* **Task**
Looking at the data below, count the lines that contain the string "this". Write only the total.

* **Stored data**

......

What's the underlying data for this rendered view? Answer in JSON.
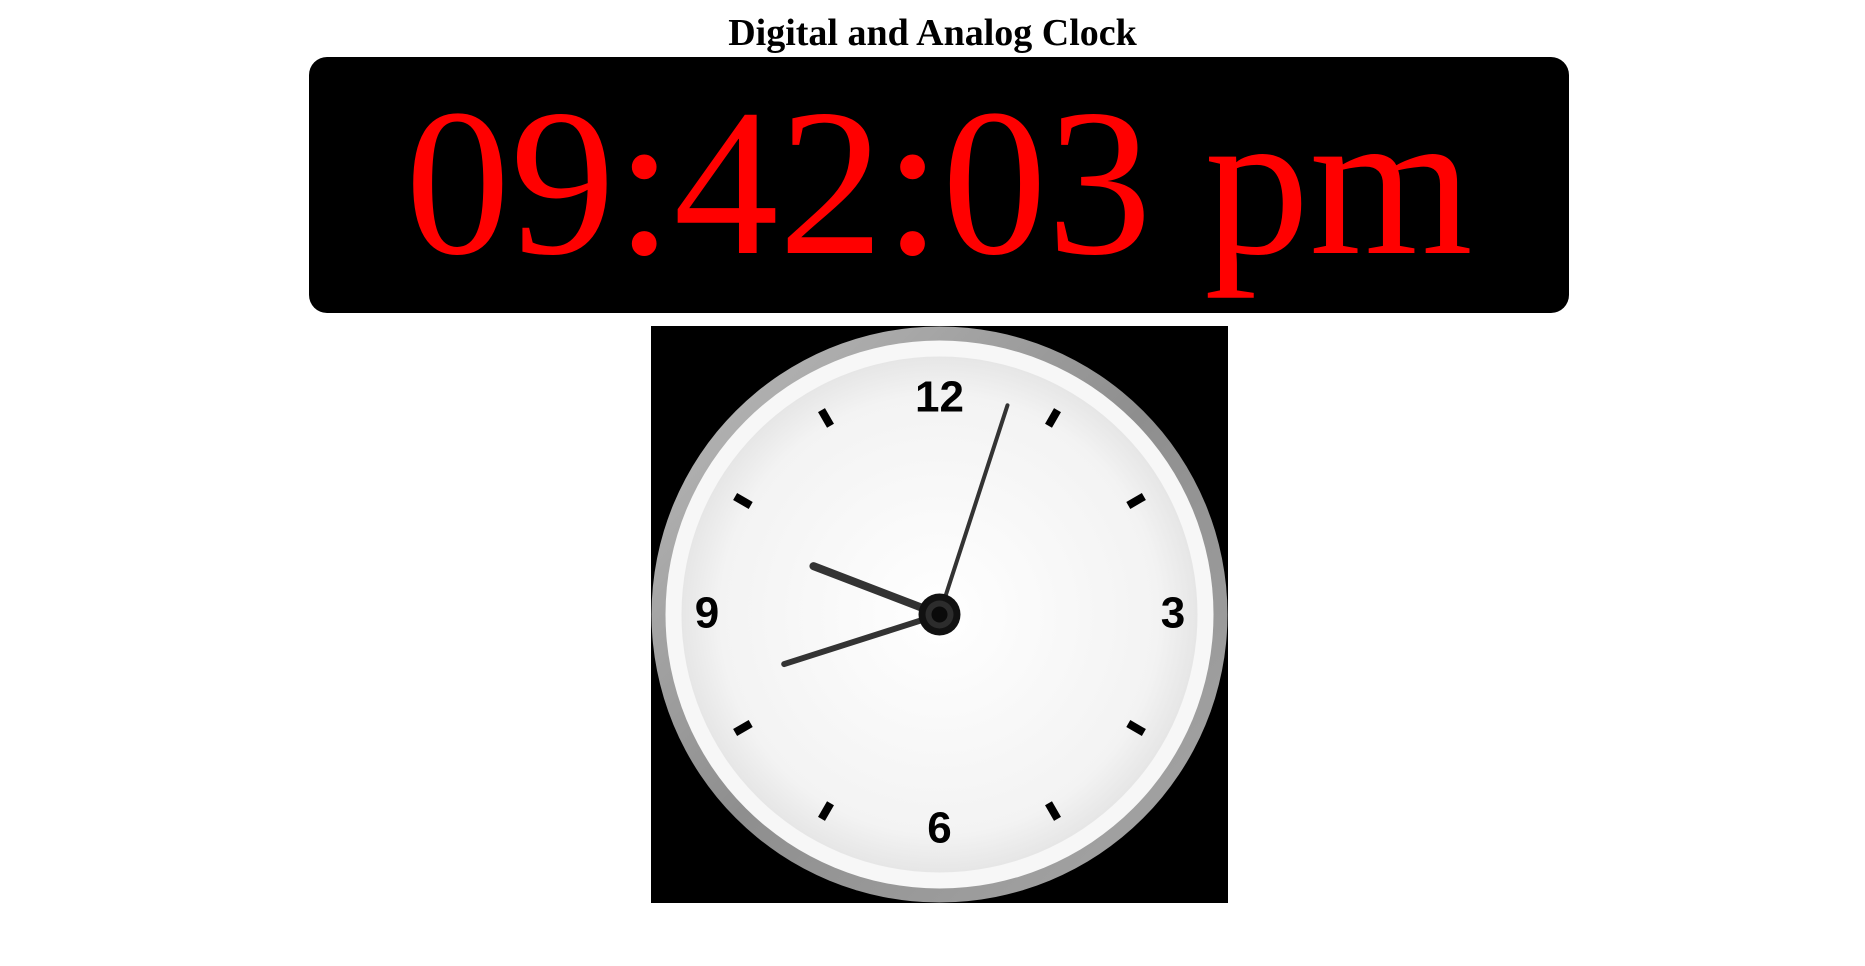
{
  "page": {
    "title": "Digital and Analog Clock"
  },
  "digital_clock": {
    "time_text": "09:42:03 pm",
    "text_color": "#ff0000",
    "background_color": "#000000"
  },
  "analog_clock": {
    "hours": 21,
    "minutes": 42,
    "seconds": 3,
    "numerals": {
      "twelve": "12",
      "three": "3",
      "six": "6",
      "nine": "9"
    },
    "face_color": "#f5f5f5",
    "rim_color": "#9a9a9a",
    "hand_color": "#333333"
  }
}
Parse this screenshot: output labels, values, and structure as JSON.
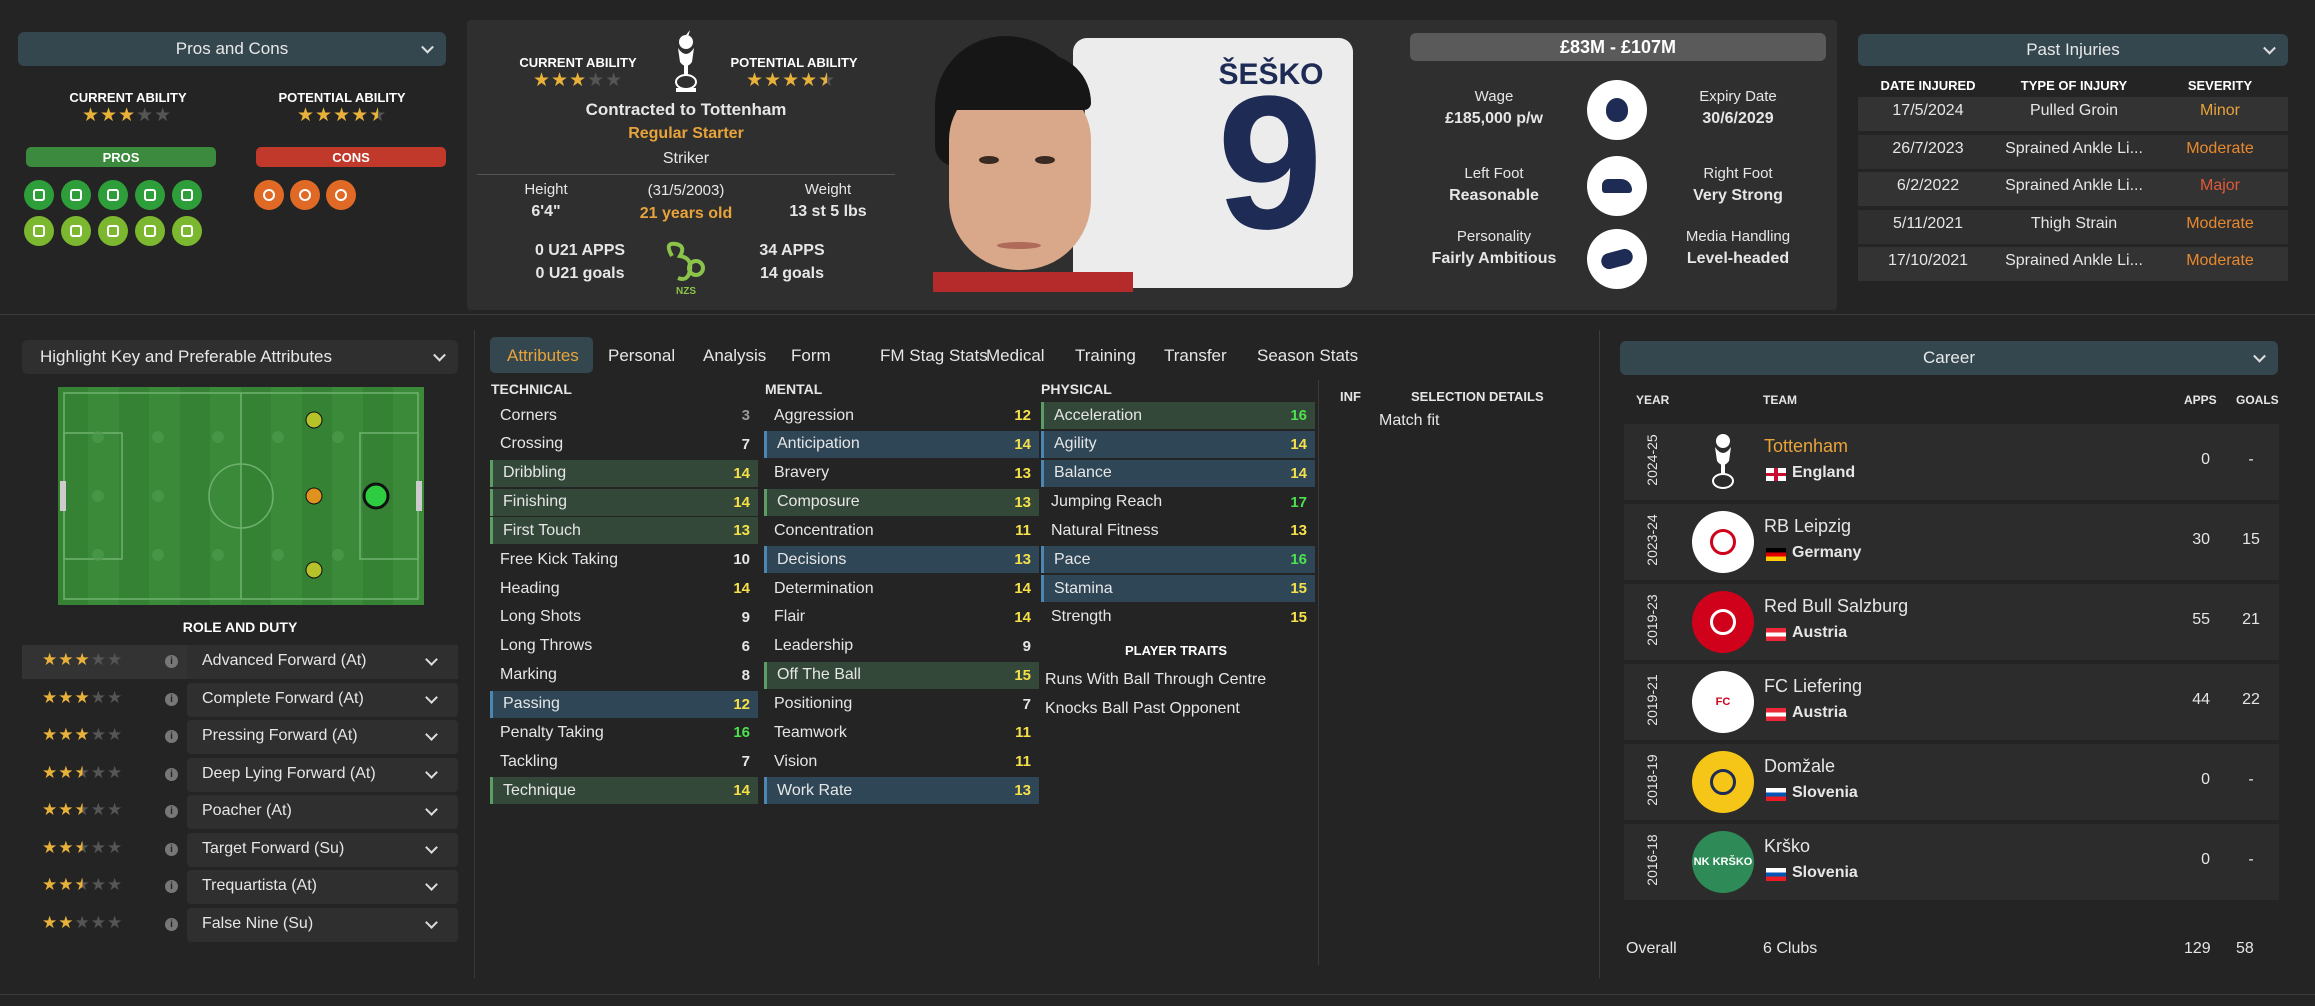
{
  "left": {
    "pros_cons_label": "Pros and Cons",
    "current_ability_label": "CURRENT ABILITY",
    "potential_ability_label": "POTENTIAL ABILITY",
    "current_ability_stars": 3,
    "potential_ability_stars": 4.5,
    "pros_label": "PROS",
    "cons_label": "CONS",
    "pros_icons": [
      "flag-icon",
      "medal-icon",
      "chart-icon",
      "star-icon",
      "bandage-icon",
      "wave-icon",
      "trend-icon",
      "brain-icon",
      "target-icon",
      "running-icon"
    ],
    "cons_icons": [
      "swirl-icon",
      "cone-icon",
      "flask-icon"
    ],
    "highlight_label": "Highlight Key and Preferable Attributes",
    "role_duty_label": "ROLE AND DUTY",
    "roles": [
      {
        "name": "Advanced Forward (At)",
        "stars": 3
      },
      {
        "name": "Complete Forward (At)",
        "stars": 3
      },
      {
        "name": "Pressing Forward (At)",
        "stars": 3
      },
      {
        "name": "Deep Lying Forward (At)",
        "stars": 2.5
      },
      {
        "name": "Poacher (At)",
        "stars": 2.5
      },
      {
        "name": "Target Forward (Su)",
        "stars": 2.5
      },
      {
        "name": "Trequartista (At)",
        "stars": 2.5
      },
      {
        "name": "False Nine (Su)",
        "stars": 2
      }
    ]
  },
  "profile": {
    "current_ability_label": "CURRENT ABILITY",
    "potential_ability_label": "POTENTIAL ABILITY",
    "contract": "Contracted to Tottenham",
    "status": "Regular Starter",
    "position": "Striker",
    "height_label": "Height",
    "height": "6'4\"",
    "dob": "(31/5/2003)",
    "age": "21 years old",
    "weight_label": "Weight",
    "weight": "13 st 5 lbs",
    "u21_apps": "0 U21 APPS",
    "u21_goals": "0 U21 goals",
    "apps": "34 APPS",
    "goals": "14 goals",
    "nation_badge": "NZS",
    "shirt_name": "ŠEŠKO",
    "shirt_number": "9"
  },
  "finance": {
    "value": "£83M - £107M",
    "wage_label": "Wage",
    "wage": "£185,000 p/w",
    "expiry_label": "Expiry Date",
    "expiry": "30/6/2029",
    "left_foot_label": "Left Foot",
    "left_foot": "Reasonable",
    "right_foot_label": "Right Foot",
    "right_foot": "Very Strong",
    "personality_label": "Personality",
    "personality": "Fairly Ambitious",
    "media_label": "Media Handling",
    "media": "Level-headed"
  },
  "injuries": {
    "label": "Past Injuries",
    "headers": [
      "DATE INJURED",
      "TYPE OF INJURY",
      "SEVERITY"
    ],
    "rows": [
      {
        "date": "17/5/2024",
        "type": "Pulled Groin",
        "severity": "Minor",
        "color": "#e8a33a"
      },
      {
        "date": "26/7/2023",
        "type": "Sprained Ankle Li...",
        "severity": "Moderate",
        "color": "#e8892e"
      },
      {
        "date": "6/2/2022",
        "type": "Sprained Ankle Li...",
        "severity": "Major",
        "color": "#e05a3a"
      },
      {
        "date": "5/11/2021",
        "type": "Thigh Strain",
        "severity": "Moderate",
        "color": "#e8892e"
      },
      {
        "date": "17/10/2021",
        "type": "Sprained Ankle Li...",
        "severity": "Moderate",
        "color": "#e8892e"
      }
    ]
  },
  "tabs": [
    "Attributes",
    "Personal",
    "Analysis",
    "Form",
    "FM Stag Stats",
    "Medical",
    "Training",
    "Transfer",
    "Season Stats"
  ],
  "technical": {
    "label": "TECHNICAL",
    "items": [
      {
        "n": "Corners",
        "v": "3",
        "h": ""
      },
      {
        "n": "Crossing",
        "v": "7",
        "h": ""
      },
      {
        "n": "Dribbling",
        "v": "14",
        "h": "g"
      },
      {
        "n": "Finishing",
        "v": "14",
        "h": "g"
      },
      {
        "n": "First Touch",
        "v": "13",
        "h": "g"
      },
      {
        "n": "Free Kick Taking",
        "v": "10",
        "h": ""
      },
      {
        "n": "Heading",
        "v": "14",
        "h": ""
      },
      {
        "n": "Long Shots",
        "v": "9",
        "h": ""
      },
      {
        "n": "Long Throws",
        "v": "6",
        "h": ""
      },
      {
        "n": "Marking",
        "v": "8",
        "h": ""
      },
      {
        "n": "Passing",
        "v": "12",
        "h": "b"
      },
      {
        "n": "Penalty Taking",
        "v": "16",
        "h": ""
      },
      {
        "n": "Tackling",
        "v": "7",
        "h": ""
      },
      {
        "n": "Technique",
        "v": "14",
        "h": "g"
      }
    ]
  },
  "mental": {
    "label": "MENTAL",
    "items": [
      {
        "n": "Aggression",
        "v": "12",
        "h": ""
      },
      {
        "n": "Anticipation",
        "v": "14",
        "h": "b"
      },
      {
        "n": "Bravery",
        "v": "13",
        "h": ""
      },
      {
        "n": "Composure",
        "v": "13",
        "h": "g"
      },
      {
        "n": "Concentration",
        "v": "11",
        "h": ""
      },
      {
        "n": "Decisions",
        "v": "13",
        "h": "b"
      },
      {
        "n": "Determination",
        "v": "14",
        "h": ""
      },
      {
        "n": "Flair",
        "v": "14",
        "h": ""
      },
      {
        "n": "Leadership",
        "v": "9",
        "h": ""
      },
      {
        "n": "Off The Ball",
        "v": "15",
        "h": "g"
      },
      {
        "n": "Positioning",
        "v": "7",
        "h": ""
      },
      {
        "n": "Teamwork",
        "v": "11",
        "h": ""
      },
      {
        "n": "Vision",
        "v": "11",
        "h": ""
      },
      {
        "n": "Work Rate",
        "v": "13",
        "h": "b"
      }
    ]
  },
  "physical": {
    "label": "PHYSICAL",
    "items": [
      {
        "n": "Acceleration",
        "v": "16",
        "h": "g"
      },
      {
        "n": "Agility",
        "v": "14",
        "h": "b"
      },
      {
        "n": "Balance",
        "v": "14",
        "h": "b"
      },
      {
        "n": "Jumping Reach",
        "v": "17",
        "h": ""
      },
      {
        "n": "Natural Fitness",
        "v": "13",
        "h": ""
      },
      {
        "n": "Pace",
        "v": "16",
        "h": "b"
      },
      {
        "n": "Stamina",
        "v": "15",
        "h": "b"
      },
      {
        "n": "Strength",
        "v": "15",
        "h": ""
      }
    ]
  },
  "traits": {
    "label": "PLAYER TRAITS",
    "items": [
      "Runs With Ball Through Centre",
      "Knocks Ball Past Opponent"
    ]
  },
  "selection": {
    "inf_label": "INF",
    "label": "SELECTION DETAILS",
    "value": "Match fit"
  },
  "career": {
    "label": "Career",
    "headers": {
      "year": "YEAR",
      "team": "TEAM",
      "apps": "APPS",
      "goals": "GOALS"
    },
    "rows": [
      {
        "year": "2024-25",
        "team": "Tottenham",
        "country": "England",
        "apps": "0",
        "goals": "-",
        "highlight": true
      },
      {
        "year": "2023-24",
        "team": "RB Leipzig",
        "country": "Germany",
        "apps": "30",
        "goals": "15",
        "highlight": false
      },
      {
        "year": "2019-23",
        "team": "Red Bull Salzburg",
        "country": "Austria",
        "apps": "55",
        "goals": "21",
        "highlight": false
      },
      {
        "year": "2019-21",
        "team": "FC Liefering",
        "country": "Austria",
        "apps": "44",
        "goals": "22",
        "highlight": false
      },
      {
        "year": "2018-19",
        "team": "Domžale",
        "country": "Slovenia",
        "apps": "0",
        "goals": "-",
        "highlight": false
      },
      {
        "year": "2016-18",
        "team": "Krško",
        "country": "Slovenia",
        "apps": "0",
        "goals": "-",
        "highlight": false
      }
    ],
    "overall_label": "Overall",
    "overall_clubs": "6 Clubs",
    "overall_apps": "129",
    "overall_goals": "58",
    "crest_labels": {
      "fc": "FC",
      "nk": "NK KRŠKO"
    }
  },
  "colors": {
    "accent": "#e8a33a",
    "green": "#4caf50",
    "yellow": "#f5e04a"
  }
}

......

* **Exercise answer**
2